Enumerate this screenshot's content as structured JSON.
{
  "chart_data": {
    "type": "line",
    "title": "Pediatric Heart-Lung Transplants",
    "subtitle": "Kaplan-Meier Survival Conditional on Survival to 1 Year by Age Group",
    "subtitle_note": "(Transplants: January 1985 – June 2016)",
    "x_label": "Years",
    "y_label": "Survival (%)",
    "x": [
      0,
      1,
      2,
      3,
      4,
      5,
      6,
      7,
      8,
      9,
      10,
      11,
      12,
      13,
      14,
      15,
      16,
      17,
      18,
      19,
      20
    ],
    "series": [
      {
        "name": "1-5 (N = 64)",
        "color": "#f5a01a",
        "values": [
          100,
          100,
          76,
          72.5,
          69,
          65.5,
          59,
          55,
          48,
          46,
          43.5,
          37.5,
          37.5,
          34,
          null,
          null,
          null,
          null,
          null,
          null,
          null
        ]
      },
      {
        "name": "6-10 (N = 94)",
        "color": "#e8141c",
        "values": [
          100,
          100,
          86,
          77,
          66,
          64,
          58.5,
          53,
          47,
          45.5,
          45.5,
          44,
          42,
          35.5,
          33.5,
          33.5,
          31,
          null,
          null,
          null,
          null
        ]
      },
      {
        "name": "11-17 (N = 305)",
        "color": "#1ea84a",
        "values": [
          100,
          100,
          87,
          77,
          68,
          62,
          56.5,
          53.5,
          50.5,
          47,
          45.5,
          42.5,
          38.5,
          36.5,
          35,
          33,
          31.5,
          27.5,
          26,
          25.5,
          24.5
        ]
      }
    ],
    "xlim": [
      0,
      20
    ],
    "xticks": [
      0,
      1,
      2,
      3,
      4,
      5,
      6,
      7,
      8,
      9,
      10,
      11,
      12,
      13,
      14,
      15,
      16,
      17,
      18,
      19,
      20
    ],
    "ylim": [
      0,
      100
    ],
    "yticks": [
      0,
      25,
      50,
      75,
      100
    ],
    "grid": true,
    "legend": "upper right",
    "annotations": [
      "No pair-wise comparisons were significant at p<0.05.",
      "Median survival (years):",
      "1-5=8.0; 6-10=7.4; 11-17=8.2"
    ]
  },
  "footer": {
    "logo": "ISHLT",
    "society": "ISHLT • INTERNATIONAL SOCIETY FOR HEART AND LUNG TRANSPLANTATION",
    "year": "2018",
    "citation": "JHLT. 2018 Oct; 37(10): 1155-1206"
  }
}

Work to complete:
Print the records once more, exactly as they were given.

Solution to this problem:
Enumerate this screenshot's content as structured JSON.
{
  "chart_data": {
    "type": "line",
    "title": "Pediatric Heart-Lung Transplants",
    "subtitle": "Kaplan-Meier Survival Conditional on Survival to 1 Year by Age Group",
    "subtitle_note": "(Transplants: January 1985 – June 2016)",
    "x_label": "Years",
    "y_label": "Survival (%)",
    "x": [
      0,
      1,
      2,
      3,
      4,
      5,
      6,
      7,
      8,
      9,
      10,
      11,
      12,
      13,
      14,
      15,
      16,
      17,
      18,
      19,
      20
    ],
    "series": [
      {
        "name": "1-5 (N = 64)",
        "color": "#f5a01a",
        "values": [
          100,
          100,
          76,
          72.5,
          69,
          65.5,
          59,
          55,
          48,
          46,
          43.5,
          37.5,
          37.5,
          34,
          null,
          null,
          null,
          null,
          null,
          null,
          null
        ]
      },
      {
        "name": "6-10 (N = 94)",
        "color": "#e8141c",
        "values": [
          100,
          100,
          86,
          77,
          66,
          64,
          58.5,
          53,
          47,
          45.5,
          45.5,
          44,
          42,
          35.5,
          33.5,
          33.5,
          31,
          null,
          null,
          null,
          null
        ]
      },
      {
        "name": "11-17 (N = 305)",
        "color": "#1ea84a",
        "values": [
          100,
          100,
          87,
          77,
          68,
          62,
          56.5,
          53.5,
          50.5,
          47,
          45.5,
          42.5,
          38.5,
          36.5,
          35,
          33,
          31.5,
          27.5,
          26,
          25.5,
          24.5
        ]
      }
    ],
    "xlim": [
      0,
      20
    ],
    "xticks": [
      0,
      1,
      2,
      3,
      4,
      5,
      6,
      7,
      8,
      9,
      10,
      11,
      12,
      13,
      14,
      15,
      16,
      17,
      18,
      19,
      20
    ],
    "ylim": [
      0,
      100
    ],
    "yticks": [
      0,
      25,
      50,
      75,
      100
    ],
    "grid": true,
    "legend": "upper right",
    "annotations": [
      "No pair-wise comparisons were significant at p<0.05.",
      "Median survival (years):",
      "1-5=8.0; 6-10=7.4; 11-17=8.2"
    ]
  },
  "footer": {
    "logo": "ISHLT",
    "society": "ISHLT • INTERNATIONAL SOCIETY FOR HEART AND LUNG TRANSPLANTATION",
    "year": "2018",
    "citation": "JHLT. 2018 Oct; 37(10): 1155-1206"
  }
}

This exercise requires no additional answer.